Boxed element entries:
╭──
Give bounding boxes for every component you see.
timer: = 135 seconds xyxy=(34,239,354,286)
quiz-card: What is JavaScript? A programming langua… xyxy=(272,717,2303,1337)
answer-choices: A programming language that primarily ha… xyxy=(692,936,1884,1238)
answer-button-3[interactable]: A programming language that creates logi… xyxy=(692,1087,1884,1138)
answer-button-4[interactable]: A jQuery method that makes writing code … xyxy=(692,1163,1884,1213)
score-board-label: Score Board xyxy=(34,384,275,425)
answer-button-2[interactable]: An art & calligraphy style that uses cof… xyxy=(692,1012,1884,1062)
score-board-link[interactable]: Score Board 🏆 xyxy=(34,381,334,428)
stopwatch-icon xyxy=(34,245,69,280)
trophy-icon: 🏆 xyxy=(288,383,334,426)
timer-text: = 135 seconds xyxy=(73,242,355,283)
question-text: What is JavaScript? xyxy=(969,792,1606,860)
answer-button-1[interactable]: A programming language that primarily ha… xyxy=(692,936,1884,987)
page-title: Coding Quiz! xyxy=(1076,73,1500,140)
╰──
> [Task brief] Copy the listing above line for line, with no changes.

> [Correct output]
Give bounding boxes for every component you see.
timer: = 135 seconds xyxy=(34,239,354,286)
quiz-card: What is JavaScript? A programming langua… xyxy=(272,717,2303,1337)
answer-choices: A programming language that primarily ha… xyxy=(692,936,1884,1238)
answer-button-3[interactable]: A programming language that creates logi… xyxy=(692,1087,1884,1138)
answer-button-4[interactable]: A jQuery method that makes writing code … xyxy=(692,1163,1884,1213)
score-board-label: Score Board xyxy=(34,384,275,425)
answer-button-2[interactable]: An art & calligraphy style that uses cof… xyxy=(692,1012,1884,1062)
score-board-link[interactable]: Score Board 🏆 xyxy=(34,381,334,428)
stopwatch-icon xyxy=(34,245,69,280)
trophy-icon: 🏆 xyxy=(288,383,334,426)
timer-text: = 135 seconds xyxy=(73,242,355,283)
question-text: What is JavaScript? xyxy=(969,792,1606,860)
answer-button-1[interactable]: A programming language that primarily ha… xyxy=(692,936,1884,987)
page-title: Coding Quiz! xyxy=(1076,73,1500,140)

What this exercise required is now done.